--- START OF DATA SUPPLIED ---

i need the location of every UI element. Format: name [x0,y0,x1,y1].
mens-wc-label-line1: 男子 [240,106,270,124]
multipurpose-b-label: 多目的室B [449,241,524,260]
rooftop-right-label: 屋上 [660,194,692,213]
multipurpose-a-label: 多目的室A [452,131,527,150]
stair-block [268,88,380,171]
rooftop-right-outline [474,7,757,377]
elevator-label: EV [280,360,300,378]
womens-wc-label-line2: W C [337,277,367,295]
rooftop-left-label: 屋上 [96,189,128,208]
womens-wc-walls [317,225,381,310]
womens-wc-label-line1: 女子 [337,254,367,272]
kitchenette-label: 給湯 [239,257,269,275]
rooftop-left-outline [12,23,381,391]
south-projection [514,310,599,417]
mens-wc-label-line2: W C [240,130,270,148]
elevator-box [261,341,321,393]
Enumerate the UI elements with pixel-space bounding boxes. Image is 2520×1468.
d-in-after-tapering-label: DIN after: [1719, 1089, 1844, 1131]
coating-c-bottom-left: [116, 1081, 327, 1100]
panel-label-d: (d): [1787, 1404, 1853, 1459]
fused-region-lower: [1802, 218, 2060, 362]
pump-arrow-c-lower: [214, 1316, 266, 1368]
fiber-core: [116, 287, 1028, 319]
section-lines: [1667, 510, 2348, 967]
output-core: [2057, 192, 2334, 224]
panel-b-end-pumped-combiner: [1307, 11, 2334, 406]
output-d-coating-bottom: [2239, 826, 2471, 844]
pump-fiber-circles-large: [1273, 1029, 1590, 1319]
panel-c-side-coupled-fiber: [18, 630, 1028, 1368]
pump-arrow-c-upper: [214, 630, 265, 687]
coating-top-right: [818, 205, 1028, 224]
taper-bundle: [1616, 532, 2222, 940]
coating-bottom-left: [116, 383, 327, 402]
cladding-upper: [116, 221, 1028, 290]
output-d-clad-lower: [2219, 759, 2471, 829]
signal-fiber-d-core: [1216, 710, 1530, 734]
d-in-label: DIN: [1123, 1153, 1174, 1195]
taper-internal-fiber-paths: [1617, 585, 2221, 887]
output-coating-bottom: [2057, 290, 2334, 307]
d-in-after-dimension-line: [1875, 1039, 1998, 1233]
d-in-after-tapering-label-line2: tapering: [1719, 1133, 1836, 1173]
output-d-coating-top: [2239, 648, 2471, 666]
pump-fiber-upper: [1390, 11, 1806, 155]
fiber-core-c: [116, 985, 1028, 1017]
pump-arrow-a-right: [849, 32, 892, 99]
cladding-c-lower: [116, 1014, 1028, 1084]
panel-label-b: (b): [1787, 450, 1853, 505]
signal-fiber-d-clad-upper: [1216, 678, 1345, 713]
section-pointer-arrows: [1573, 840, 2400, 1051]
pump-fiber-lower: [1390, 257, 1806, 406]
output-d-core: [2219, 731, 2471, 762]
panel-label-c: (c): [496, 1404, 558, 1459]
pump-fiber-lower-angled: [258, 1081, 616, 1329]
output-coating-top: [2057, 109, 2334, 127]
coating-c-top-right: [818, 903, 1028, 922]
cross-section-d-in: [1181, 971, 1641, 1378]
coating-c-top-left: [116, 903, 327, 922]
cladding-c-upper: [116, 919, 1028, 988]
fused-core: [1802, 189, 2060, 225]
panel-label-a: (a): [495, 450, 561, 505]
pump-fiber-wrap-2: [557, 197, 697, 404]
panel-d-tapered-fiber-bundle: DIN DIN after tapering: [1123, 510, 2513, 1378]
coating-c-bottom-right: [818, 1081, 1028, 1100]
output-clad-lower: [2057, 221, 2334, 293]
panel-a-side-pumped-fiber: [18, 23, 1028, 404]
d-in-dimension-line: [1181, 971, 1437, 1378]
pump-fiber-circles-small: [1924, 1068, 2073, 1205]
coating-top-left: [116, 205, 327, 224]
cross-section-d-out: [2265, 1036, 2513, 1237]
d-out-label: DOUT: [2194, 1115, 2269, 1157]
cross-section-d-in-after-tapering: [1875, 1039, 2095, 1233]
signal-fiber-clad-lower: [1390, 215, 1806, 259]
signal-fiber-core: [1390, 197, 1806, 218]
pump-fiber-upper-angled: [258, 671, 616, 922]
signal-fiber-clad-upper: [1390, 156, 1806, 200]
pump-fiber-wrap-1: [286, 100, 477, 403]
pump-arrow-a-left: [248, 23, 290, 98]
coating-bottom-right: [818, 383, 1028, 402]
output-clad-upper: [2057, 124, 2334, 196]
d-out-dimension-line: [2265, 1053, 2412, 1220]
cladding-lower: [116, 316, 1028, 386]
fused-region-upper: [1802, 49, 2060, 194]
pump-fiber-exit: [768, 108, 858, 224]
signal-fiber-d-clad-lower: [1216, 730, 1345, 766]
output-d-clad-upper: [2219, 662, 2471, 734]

--- END OF DATA SUPPLIED ---

# WHAT YOU SHOULD DO
Arrange every line of the data above as a Markdown table with the columns Row and Line, numbering the lines in order and omitting any blank lines.

# EXERCISE RESULT
| Row | Line |
|---|---|
| 1 | i need the location of every UI element. Format: name [x0,y0,x1,y1]. |
| 2 | mens-wc-label-line1: 男子 [240,106,270,124] |
| 3 | multipurpose-b-label: 多目的室B [449,241,524,260] |
| 4 | rooftop-right-label: 屋上 [660,194,692,213] |
| 5 | multipurpose-a-label: 多目的室A [452,131,527,150] |
| 6 | stair-block [268,88,380,171] |
| 7 | rooftop-right-outline [474,7,757,377] |
| 8 | elevator-label: EV [280,360,300,378] |
| 9 | womens-wc-label-line2: W C [337,277,367,295] |
| 10 | rooftop-left-label: 屋上 [96,189,128,208] |
| 11 | womens-wc-walls [317,225,381,310] |
| 12 | womens-wc-label-line1: 女子 [337,254,367,272] |
| 13 | kitchenette-label: 給湯 [239,257,269,275] |
| 14 | rooftop-left-outline [12,23,381,391] |
| 15 | south-projection [514,310,599,417] |
| 16 | mens-wc-label-line2: W C [240,130,270,148] |
| 17 | elevator-box [261,341,321,393] |
| 18 | Enumerate the UI elements with pixel-space bounding boxes. Image is 2520×1468. |
| 19 | d-in-after-tapering-label: DIN after: [1719, 1089, 1844, 1131] |
| 20 | coating-c-bottom-left: [116, 1081, 327, 1100] |
| 21 | panel-label-d: (d): [1787, 1404, 1853, 1459] |
| 22 | fused-region-lower: [1802, 218, 2060, 362] |
| 23 | pump-arrow-c-lower: [214, 1316, 266, 1368] |
| 24 | fiber-core: [116, 287, 1028, 319] |
| 25 | section-lines: [1667, 510, 2348, 967] |
| 26 | output-core: [2057, 192, 2334, 224] |
| 27 | panel-b-end-pumped-combiner: [1307, 11, 2334, 406] |
| 28 | output-d-coating-bottom: [2239, 826, 2471, 844] |
| 29 | pump-fiber-circles-large: [1273, 1029, 1590, 1319] |
| 30 | panel-c-side-coupled-fiber: [18, 630, 1028, 1368] |
| 31 | pump-arrow-c-upper: [214, 630, 265, 687] |
| 32 | coating-top-right: [818, 205, 1028, 224] |
| 33 | taper-bundle: [1616, 532, 2222, 940] |
| 34 | coating-bottom-left: [116, 383, 327, 402] |
| 35 | cladding-upper: [116, 221, 1028, 290] |
| 36 | output-d-clad-lower: [2219, 759, 2471, 829] |
| 37 | signal-fiber-d-core: [1216, 710, 1530, 734] |
| 38 | d-in-label: DIN: [1123, 1153, 1174, 1195] |
| 39 | taper-internal-fiber-paths: [1617, 585, 2221, 887] |
| 40 | output-coating-bottom: [2057, 290, 2334, 307] |
| 41 | d-in-after-dimension-line: [1875, 1039, 1998, 1233] |
| 42 | d-in-after-tapering-label-line2: tapering: [1719, 1133, 1836, 1173] |
| 43 | output-d-coating-top: [2239, 648, 2471, 666] |
| 44 | pump-fiber-upper: [1390, 11, 1806, 155] |
| 45 | fiber-core-c: [116, 985, 1028, 1017] |
| 46 | pump-arrow-a-right: [849, 32, 892, 99] |
| 47 | cladding-c-lower: [116, 1014, 1028, 1084] |
| 48 | panel-label-b: (b): [1787, 450, 1853, 505] |
| 49 | signal-fiber-d-clad-upper: [1216, 678, 1345, 713] |
| 50 | section-pointer-arrows: [1573, 840, 2400, 1051] |
| 51 | pump-fiber-lower: [1390, 257, 1806, 406] |
| 52 | output-d-core: [2219, 731, 2471, 762] |
| 53 | panel-label-c: (c): [496, 1404, 558, 1459] |
| 54 | pump-fiber-lower-angled: [258, 1081, 616, 1329] |
| 55 | output-coating-top: [2057, 109, 2334, 127] |
| 56 | coating-c-top-right: [818, 903, 1028, 922] |
| 57 | cross-section-d-in: [1181, 971, 1641, 1378] |
| 58 | coating-c-top-left: [116, 903, 327, 922] |
| 59 | cladding-c-upper: [116, 919, 1028, 988] |
| 60 | fused-core: [1802, 189, 2060, 225] |
| 61 | panel-label-a: (a): [495, 450, 561, 505] |
| 62 | pump-fiber-wrap-2: [557, 197, 697, 404] |
| 63 | panel-d-tapered-fiber-bundle: DIN DIN after tapering: [1123, 510, 2513, 1378] |
| 64 | coating-c-bottom-right: [818, 1081, 1028, 1100] |
| 65 | output-clad-lower: [2057, 221, 2334, 293] |
| 66 | panel-a-side-pumped-fiber: [18, 23, 1028, 404] |
| 67 | d-in-dimension-line: [1181, 971, 1437, 1378] |
| 68 | pump-fiber-circles-small: [1924, 1068, 2073, 1205] |
| 69 | coating-top-left: [116, 205, 327, 224] |
| 70 | cross-section-d-out: [2265, 1036, 2513, 1237] |
| 71 | d-out-label: DOUT: [2194, 1115, 2269, 1157] |
| 72 | cross-section-d-in-after-tapering: [1875, 1039, 2095, 1233] |
| 73 | signal-fiber-clad-lower: [1390, 215, 1806, 259] |
| 74 | signal-fiber-core: [1390, 197, 1806, 218] |
| 75 | pump-fiber-upper-angled: [258, 671, 616, 922] |
| 76 | signal-fiber-clad-upper: [1390, 156, 1806, 200] |
| 77 | pump-fiber-wrap-1: [286, 100, 477, 403] |
| 78 | pump-arrow-a-left: [248, 23, 290, 98] |
| 79 | coating-bottom-right: [818, 383, 1028, 402] |
| 80 | output-clad-upper: [2057, 124, 2334, 196] |
| 81 | d-out-dimension-line: [2265, 1053, 2412, 1220] |
| 82 | cladding-lower: [116, 316, 1028, 386] |
| 83 | fused-region-upper: [1802, 49, 2060, 194] |
| 84 | pump-fiber-exit: [768, 108, 858, 224] |
| 85 | signal-fiber-d-clad-lower: [1216, 730, 1345, 766] |
| 86 | output-d-clad-upper: [2219, 662, 2471, 734] |